- [EXERCISE DESCRIPTION] Reproduce every line of the listing as written, apart from the pictures.

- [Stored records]
%%

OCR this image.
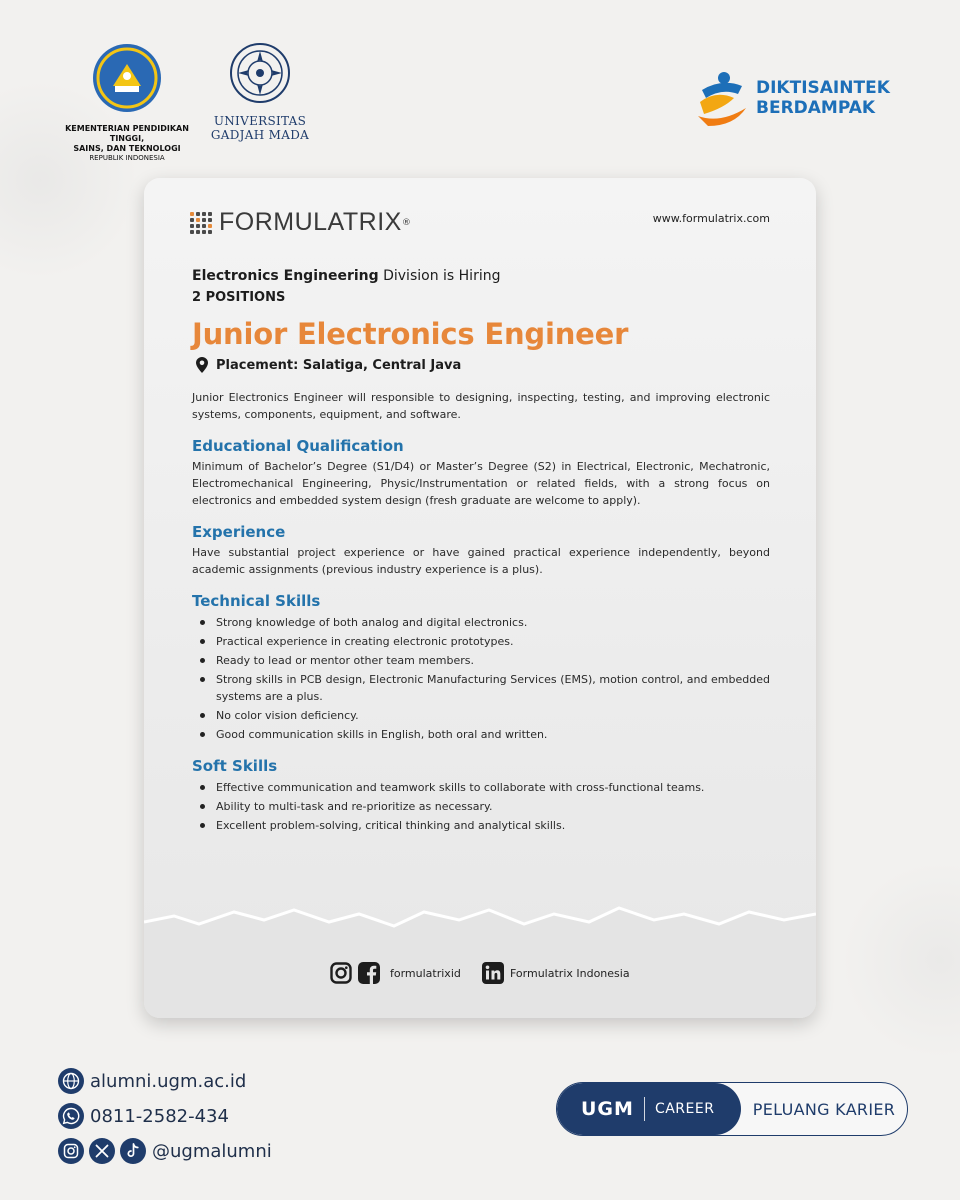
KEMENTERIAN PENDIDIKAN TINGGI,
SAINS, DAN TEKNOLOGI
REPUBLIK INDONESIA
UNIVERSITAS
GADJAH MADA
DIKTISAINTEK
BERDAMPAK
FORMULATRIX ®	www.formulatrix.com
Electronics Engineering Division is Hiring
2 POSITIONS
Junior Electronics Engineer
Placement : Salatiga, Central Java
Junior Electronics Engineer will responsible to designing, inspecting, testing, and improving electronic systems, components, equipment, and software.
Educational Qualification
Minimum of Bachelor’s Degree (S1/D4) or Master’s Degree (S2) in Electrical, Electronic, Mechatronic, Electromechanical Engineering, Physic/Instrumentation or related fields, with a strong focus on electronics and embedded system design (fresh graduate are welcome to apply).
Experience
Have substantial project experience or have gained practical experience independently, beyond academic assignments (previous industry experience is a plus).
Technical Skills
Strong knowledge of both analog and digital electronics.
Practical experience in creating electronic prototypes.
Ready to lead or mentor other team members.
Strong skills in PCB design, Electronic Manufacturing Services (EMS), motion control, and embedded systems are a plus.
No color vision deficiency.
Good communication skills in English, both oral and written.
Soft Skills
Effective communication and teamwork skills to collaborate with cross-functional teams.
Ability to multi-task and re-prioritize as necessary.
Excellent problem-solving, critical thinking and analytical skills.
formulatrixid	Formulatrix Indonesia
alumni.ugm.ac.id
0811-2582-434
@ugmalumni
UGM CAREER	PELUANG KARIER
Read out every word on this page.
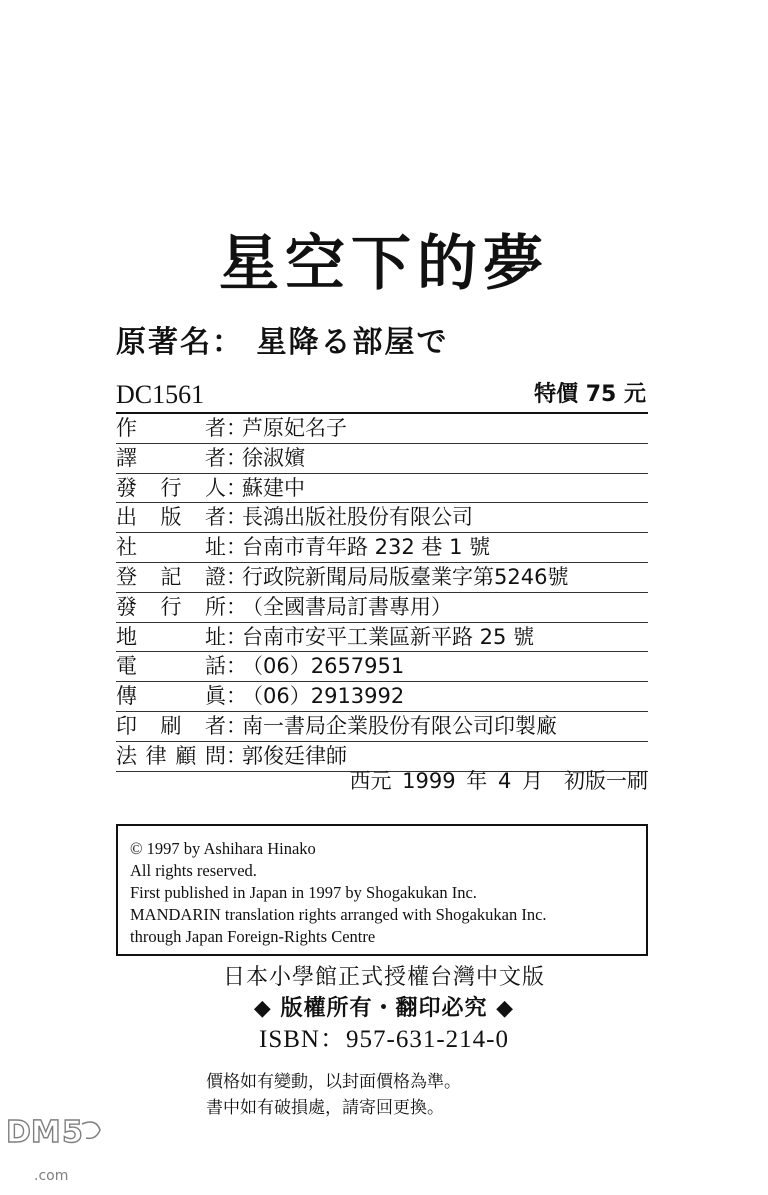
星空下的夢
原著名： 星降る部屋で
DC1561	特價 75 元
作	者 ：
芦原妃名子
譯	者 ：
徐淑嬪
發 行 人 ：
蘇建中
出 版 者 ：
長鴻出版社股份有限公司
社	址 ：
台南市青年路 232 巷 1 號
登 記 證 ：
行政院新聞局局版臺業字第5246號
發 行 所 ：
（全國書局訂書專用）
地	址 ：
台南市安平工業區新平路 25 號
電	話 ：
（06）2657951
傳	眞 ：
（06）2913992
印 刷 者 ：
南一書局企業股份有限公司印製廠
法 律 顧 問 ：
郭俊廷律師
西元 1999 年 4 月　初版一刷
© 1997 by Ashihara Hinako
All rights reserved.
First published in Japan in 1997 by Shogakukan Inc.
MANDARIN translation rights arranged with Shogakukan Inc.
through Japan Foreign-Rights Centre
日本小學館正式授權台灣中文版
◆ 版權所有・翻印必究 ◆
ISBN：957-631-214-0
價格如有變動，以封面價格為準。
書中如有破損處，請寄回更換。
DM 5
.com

%%

- [TASK RESPONSE]
OCR this image.
KEMENTERIAN PENDIDIKAN TINGGI,
SAINS, DAN TEKNOLOGI
REPUBLIK INDONESIA
UNIVERSITAS
GADJAH MADA
DIKTISAINTEK
BERDAMPAK
FORMULATRIX ®	www.formulatrix.com
Electronics Engineering Division is Hiring
2 POSITIONS
Junior Electronics Engineer
Placement : Salatiga, Central Java
Junior Electronics Engineer will responsible to designing, inspecting, testing, and improving electronic systems, components, equipment, and software.
Educational Qualification
Minimum of Bachelor’s Degree (S1/D4) or Master’s Degree (S2) in Electrical, Electronic, Mechatronic, Electromechanical Engineering, Physic/Instrumentation or related fields, with a strong focus on electronics and embedded system design (fresh graduate are welcome to apply).
Experience
Have substantial project experience or have gained practical experience independently, beyond academic assignments (previous industry experience is a plus).
Technical Skills
Strong knowledge of both analog and digital electronics.
Practical experience in creating electronic prototypes.
Ready to lead or mentor other team members.
Strong skills in PCB design, Electronic Manufacturing Services (EMS), motion control, and embedded systems are a plus.
No color vision deficiency.
Good communication skills in English, both oral and written.
Soft Skills
Effective communication and teamwork skills to collaborate with cross-functional teams.
Ability to multi-task and re-prioritize as necessary.
Excellent problem-solving, critical thinking and analytical skills.
formulatrixid	Formulatrix Indonesia
alumni.ugm.ac.id
0811-2582-434
@ugmalumni
UGM CAREER	PELUANG KARIER
Read out every word on this page.
星空下的夢
原著名： 星降る部屋で
DC1561	特價 75 元
作	者 ：
芦原妃名子
譯	者 ：
徐淑嬪
發 行 人 ：
蘇建中
出 版 者 ：
長鴻出版社股份有限公司
社	址 ：
台南市青年路 232 巷 1 號
登 記 證 ：
行政院新聞局局版臺業字第5246號
發 行 所 ：
（全國書局訂書專用）
地	址 ：
台南市安平工業區新平路 25 號
電	話 ：
（06）2657951
傳	眞 ：
（06）2913992
印 刷 者 ：
南一書局企業股份有限公司印製廠
法 律 顧 問 ：
郭俊廷律師
西元 1999 年 4 月　初版一刷
© 1997 by Ashihara Hinako
All rights reserved.
First published in Japan in 1997 by Shogakukan Inc.
MANDARIN translation rights arranged with Shogakukan Inc.
through Japan Foreign-Rights Centre
日本小學館正式授權台灣中文版
◆ 版權所有・翻印必究 ◆
ISBN：957-631-214-0
價格如有變動，以封面價格為準。
書中如有破損處，請寄回更換。
DM 5
.com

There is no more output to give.